◆ **DOCUMENT PASSAGE**
Gabe Howard: Helped everybody. He cleaned up the city. Arguably, everybody’s life is better because Batman went through this trauma and apparently practiced post-traumatic growth because he. He used it to become, well, Batman now. That’s a that’s a fanciful analogy, but.

Krista St-Germain: Mm-hmm.

Gabe Howard: It is portrayed in, in, in, in pop culture, over and over and over

Gabe Howard: Again, bad things happen. Greatness follows. But that’s not how it plays out in the real world. That’s that’s not what you’re actually talking about when you talk about post-traumatic growth. Is that is that accurate?

Krista St-Germain: I just think it’s a little bit more nuanced than that, right? It’s not like as simple as saying, well, first of all, it’s not saying Batman wished his parents died. Batman is grateful that his parents died. Right. We’re not saying that. We’re saying, okay, this thing happened, and then Batman decided who he wanted to be. Right. Of course, that opportunity is always available to us without bad things happening. But what post-traumatic growth? The researchers that discovered it, what they discovered was that there were basically, you know, before their work, the idea was pre trauma. Somebody would be experiencing a particular level of wellness or quality of life, and then post trauma, that level of wellness would dip and some people would stay there. A second group would kind of dip and come back to that level of wellness that they were experiencing before. But that was like the best we could hope for before their work. Right. The goal was like, okay, it’s it got really bad, but maybe we can get back to where it was and what they just started noticing was there was this third group of people that weren’t just bouncing down and back.

Krista St-Germain: They were bouncing down and forward. Right. They were reporting greater levels of satisfaction, greater levels of quality of life. And so it’s just a reframe of what is possible for us. And and I don’t I don’t think it has to be heroic in the sense or glamorous in the sense of a Batman and how it shows up in popular culture to be really meaningful and valuable. Like for me, in my instance, you know, a huge part of post-traumatic growth for me was realizing, like, I’m not in the job I want to be in. I mean, is that heroic? Are people going to make movies about that? No. Right. But at 40, it was a pretty important thing for me to figure out that I really wasn’t. I was the money was okay. Right? Like, am I being who I want to be in the world? Am I showing up with friends the way that I want to show up, or am I just going through the motions and adulting in the way that I think you’re supposed to adult? And for me, that’s largely what I was doing.

Gabe Howard: It reminds me a lot of that whole fake it till you make it that that seems to be the advice that people get after a trauma. Well, fake it till you make it. Go through the motions. Do what you’re supposed to do, adult well, and you’ll be fine. It sounds like you’re saying that. That’s bad advice.

◆ **PROVIDED MATERIAL**

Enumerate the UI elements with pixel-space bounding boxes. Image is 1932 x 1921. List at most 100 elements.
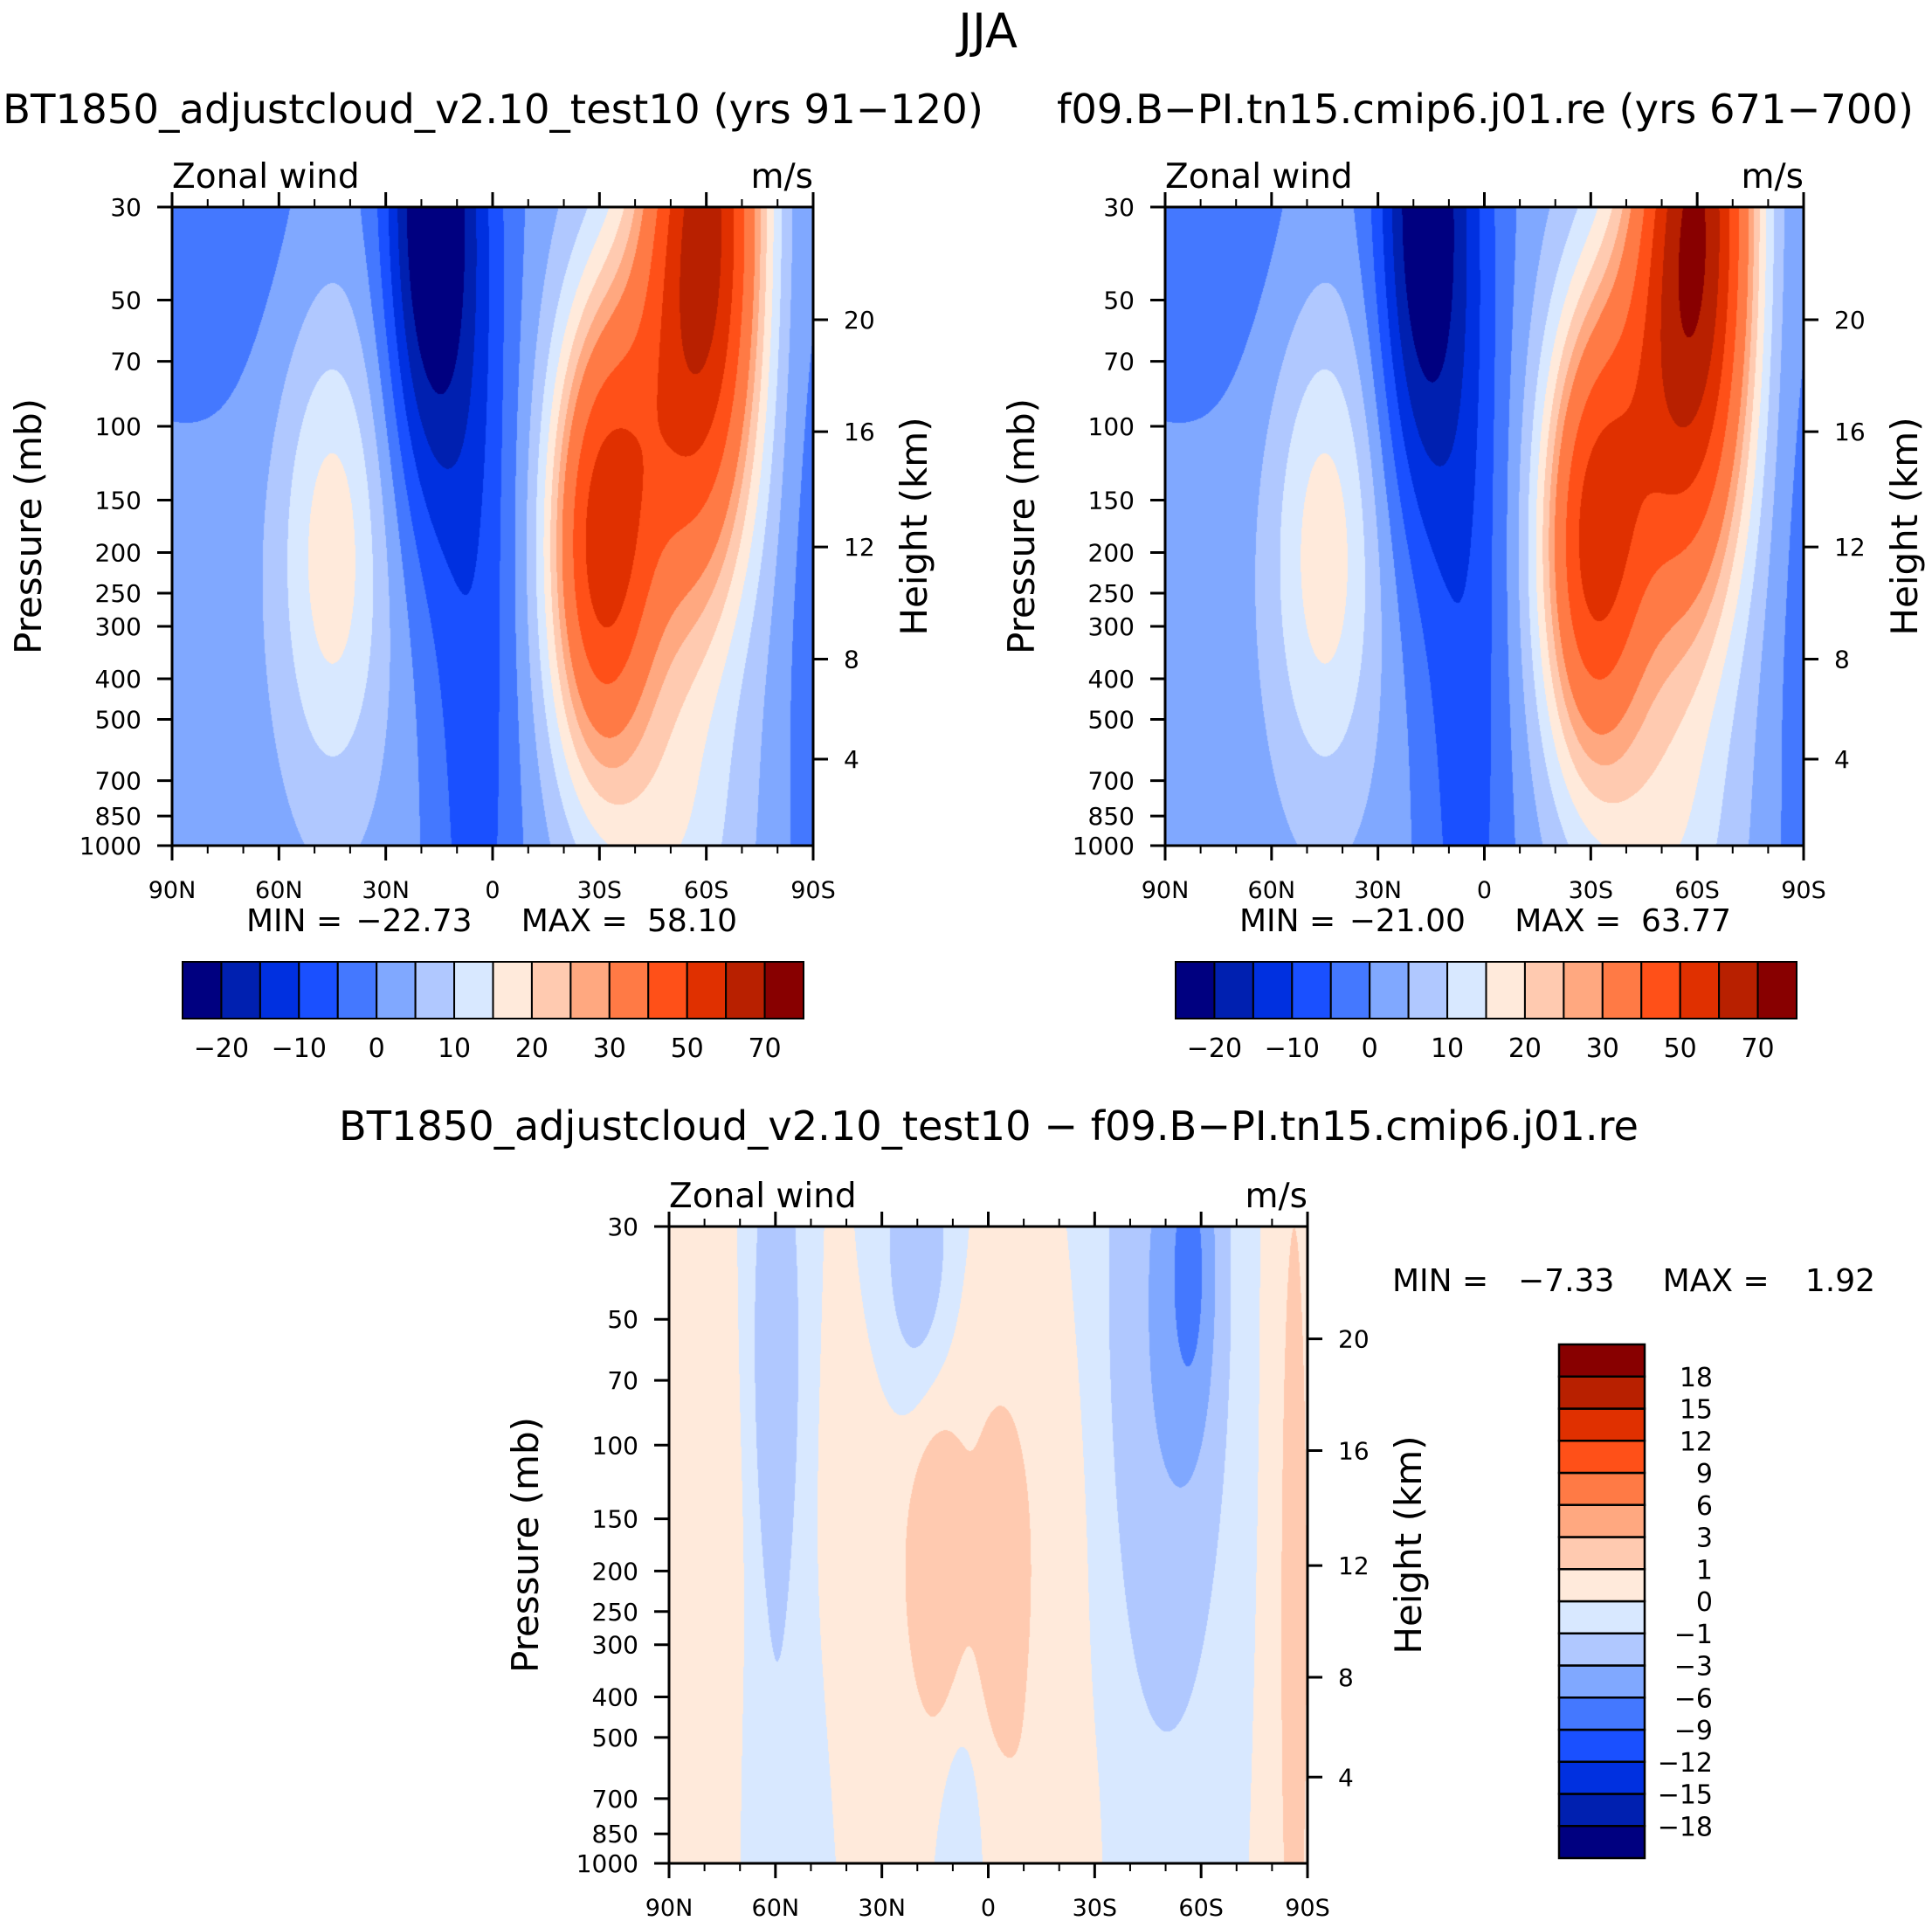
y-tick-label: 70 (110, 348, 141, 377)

◆ **EXERCISE SET**
• A. In the transcript on post-traumatic growth, retype everything from "Gabe Howard: Again, bad" down to "is that accurate?".
• B. Translate this sentence from the post-traumatic growth transcript into Spanish: "They were reporting greater levels of satisfaction, greater levels of quality of life."
• C. In the post-traumatic growth transcript, what advice does Gabe Howard say people seem to get after a trauma?

◆ **RESPONSES**
• A.
Gabe Howard: Again, bad things happen. Greatness follows. But that’s not how it plays out in the real world. That’s that’s not what you’re actually talking about when you talk about post-traumatic growth. Is that is that accurate?

• B. Estaban reportando mayores niveles de satisfacción, mayores niveles de calidad de vida.

• C. Fake it till you make it.